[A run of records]

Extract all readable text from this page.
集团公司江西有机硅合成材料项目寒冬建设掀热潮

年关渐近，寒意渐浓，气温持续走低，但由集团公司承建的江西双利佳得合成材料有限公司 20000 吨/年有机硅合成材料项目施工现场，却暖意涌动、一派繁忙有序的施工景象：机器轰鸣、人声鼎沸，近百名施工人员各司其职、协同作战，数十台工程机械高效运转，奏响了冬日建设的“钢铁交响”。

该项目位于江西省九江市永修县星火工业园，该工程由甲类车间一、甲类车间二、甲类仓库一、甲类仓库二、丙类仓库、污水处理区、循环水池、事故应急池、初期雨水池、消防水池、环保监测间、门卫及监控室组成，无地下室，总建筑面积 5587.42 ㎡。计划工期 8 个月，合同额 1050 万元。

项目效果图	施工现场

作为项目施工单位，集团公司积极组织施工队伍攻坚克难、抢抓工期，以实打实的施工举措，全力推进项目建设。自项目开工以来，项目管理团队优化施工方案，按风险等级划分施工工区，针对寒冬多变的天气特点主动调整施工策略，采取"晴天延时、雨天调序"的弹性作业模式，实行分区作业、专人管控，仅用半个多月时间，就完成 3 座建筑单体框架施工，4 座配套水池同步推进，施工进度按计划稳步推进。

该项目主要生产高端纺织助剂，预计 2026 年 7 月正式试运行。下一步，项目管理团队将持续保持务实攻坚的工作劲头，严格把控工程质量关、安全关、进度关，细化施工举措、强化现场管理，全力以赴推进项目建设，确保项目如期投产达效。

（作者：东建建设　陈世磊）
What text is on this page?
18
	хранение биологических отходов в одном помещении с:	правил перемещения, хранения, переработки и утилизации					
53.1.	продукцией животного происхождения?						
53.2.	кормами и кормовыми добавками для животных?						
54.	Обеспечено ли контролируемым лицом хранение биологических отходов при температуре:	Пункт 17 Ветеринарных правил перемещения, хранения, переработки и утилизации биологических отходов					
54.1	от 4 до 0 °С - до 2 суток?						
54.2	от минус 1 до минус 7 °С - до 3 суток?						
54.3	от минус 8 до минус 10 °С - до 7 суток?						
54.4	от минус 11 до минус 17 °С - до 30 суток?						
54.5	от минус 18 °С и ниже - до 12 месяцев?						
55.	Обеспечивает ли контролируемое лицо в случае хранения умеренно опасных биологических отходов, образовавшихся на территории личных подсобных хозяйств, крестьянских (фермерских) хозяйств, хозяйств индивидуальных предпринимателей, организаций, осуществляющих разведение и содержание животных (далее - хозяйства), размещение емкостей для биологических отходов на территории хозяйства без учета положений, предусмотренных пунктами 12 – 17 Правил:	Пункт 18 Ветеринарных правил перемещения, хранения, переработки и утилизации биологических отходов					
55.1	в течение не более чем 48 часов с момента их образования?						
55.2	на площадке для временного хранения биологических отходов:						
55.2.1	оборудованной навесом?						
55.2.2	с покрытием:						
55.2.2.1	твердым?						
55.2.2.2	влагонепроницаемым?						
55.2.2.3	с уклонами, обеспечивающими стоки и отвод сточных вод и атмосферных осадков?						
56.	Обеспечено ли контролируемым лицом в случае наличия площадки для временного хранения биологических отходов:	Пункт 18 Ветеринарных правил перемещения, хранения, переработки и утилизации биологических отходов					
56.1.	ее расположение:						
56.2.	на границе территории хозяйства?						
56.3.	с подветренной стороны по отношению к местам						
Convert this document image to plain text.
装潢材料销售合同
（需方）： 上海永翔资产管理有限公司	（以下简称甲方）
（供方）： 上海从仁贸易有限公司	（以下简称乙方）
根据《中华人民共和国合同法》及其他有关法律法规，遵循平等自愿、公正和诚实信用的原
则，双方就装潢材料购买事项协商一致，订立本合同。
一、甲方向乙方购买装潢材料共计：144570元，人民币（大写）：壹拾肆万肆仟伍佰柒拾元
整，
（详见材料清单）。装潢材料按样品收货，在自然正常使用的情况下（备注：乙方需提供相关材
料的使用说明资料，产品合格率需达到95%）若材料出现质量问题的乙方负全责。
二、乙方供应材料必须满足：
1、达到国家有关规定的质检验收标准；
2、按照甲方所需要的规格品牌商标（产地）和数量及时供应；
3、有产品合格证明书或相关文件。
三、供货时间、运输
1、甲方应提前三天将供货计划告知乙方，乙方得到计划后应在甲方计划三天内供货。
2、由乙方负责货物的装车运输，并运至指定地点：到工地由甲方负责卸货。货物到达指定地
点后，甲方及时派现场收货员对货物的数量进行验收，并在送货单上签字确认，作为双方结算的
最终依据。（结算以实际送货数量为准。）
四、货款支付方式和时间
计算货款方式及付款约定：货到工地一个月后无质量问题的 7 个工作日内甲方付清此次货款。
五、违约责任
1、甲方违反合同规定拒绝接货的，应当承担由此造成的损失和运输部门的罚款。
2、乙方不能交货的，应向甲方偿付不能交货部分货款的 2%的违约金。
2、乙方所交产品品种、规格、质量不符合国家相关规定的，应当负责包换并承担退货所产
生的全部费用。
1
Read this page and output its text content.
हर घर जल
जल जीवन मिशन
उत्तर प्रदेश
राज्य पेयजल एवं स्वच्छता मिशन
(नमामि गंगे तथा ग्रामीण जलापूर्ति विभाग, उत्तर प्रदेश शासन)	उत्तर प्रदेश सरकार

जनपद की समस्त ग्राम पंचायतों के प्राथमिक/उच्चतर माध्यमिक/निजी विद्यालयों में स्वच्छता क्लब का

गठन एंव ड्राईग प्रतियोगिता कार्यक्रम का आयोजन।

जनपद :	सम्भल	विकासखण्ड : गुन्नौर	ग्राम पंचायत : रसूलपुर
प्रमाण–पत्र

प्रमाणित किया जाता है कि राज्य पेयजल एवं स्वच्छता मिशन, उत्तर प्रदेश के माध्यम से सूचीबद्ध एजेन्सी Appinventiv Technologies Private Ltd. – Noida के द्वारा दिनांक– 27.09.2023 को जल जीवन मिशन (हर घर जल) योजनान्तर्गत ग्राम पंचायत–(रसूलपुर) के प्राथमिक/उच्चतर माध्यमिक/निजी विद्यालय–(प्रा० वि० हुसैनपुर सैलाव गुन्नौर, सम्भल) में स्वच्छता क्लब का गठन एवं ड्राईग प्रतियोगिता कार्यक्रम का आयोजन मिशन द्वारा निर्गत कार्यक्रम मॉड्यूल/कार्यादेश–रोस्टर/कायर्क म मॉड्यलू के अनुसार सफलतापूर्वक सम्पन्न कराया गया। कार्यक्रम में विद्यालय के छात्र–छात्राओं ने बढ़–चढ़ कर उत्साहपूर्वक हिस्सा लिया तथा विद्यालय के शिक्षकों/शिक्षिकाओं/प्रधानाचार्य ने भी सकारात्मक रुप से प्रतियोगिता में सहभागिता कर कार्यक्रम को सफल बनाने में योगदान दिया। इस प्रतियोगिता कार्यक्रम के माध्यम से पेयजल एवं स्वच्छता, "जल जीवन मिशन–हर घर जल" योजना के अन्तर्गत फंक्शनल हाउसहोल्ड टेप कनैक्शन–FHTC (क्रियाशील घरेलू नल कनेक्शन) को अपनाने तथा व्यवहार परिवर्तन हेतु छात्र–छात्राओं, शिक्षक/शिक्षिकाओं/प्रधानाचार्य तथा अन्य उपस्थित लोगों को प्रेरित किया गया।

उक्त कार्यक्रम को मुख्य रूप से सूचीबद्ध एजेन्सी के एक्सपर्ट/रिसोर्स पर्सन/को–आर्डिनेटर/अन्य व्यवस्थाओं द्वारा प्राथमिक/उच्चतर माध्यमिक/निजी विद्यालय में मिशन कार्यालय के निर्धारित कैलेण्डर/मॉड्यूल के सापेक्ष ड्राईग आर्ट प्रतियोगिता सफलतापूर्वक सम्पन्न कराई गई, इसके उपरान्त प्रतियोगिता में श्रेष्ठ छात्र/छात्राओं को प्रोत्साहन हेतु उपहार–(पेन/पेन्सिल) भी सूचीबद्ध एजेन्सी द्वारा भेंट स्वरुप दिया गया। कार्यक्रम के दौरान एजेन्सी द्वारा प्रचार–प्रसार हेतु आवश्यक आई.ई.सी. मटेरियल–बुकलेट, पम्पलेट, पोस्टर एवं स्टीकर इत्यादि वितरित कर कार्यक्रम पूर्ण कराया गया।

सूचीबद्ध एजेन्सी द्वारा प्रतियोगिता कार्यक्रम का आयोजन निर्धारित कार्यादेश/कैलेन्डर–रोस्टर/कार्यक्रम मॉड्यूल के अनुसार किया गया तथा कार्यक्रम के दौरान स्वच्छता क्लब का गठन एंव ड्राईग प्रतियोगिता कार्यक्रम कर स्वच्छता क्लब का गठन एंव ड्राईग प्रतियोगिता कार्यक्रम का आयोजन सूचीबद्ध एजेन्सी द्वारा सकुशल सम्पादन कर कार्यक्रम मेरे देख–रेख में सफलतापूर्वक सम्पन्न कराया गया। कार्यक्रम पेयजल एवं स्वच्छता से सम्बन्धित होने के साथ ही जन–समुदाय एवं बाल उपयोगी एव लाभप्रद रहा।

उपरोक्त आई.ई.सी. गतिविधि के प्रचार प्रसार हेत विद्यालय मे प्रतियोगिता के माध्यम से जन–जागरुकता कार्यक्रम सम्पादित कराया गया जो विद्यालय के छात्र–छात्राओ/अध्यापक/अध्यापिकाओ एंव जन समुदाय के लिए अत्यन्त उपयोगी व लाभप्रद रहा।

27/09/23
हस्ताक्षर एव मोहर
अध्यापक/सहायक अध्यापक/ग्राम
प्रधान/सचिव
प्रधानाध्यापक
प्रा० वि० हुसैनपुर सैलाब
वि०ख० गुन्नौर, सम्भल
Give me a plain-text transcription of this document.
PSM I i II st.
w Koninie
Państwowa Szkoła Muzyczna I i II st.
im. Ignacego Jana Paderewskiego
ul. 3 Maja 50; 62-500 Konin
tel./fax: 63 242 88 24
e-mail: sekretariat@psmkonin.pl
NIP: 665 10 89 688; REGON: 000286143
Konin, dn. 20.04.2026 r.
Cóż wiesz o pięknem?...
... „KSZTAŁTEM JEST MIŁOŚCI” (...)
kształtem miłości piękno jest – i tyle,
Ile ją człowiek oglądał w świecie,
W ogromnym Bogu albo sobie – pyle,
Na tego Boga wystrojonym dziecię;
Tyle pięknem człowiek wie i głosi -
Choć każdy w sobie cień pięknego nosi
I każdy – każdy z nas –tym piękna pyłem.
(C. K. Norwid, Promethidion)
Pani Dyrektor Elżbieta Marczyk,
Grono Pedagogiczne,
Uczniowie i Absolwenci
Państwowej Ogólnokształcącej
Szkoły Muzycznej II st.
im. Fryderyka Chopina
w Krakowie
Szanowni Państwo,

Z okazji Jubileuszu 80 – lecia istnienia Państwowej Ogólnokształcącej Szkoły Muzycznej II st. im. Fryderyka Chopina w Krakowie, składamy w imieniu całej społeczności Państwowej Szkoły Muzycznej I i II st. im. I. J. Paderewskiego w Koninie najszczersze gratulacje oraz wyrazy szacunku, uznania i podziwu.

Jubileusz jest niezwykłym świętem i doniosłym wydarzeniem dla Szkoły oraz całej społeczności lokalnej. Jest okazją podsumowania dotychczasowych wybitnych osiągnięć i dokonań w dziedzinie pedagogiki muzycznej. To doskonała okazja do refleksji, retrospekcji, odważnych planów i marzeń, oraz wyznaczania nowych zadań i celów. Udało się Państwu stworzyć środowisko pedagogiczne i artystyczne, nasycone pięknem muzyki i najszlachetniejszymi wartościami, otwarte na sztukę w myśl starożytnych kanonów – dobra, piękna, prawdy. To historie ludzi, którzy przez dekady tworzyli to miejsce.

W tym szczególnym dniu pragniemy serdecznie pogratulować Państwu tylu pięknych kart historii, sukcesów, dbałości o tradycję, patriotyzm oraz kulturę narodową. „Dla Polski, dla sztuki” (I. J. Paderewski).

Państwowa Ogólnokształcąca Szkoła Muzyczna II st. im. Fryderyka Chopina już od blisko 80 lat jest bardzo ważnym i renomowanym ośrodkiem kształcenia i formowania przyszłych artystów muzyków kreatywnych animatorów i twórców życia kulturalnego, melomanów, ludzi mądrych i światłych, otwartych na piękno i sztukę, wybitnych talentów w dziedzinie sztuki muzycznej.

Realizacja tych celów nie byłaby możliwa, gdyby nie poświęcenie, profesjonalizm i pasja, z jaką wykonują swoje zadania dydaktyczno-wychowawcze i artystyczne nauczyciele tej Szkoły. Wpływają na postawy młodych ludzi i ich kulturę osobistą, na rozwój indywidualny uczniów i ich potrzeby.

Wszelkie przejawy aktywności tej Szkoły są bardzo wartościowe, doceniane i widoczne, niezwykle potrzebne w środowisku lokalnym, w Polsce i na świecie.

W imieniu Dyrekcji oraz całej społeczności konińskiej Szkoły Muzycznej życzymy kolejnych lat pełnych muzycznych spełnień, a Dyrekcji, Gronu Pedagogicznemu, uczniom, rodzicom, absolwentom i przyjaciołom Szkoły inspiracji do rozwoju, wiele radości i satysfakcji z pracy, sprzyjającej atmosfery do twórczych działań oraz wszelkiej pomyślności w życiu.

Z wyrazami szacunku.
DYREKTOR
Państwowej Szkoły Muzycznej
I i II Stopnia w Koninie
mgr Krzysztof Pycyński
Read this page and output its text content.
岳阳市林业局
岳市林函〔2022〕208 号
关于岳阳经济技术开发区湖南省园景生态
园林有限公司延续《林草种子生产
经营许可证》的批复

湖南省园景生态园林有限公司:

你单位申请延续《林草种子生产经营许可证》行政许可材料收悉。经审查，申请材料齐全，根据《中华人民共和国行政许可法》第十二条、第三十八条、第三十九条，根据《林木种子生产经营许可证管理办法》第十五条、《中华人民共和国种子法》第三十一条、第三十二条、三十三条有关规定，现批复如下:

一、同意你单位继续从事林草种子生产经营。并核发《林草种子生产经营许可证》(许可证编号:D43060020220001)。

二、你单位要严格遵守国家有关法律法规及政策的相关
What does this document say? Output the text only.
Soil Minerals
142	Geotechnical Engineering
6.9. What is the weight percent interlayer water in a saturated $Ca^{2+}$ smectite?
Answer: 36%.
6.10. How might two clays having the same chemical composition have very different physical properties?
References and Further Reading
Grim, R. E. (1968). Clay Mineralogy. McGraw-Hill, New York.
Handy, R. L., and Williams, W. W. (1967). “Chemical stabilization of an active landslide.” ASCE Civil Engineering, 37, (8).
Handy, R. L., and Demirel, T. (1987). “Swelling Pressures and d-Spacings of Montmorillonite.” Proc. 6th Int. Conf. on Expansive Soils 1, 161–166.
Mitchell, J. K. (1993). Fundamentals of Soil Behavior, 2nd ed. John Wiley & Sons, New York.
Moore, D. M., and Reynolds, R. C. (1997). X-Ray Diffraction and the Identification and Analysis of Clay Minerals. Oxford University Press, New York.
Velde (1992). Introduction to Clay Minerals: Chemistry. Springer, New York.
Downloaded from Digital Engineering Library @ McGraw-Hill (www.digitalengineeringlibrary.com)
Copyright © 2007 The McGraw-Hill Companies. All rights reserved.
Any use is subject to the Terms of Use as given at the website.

▶ _Exercise_
Search the preceding listing for "dziedzinie" and extract every line where it is found.

▶ _Answer to this task_
Jubileusz jest niezwykłym świętem i doniosłym wydarzeniem dla Szkoły oraz całej społeczności lokalnej. Jest okazją podsumowania dotychczasowych wybitnych osiągnięć i dokonań w dziedzinie pedagogiki muzycznej. To doskonała okazja do refleksji, retrospekcji, odważnych planów i marzeń, oraz wyznaczania nowych zadań i celów. Udało się Państwu stworzyć środowisko pedagogiczne i artystyczne, nasycone pięknem muzyki i najszlachetniejszymi wartościami, otwarte na sztukę w myśl starożytnych kanonów – dobra, piękna, prawdy. To historie ludzi, którzy przez dekady tworzyli to miejsce.
Państwowa Ogólnokształcąca Szkoła Muzyczna II st. im. Fryderyka Chopina już od blisko 80 lat jest bardzo ważnym i renomowanym ośrodkiem kształcenia i formowania przyszłych artystów muzyków kreatywnych animatorów i twórców życia kulturalnego, melomanów, ludzi mądrych i światłych, otwartych na piękno i sztukę, wybitnych talentów w dziedzinie sztuki muzycznej.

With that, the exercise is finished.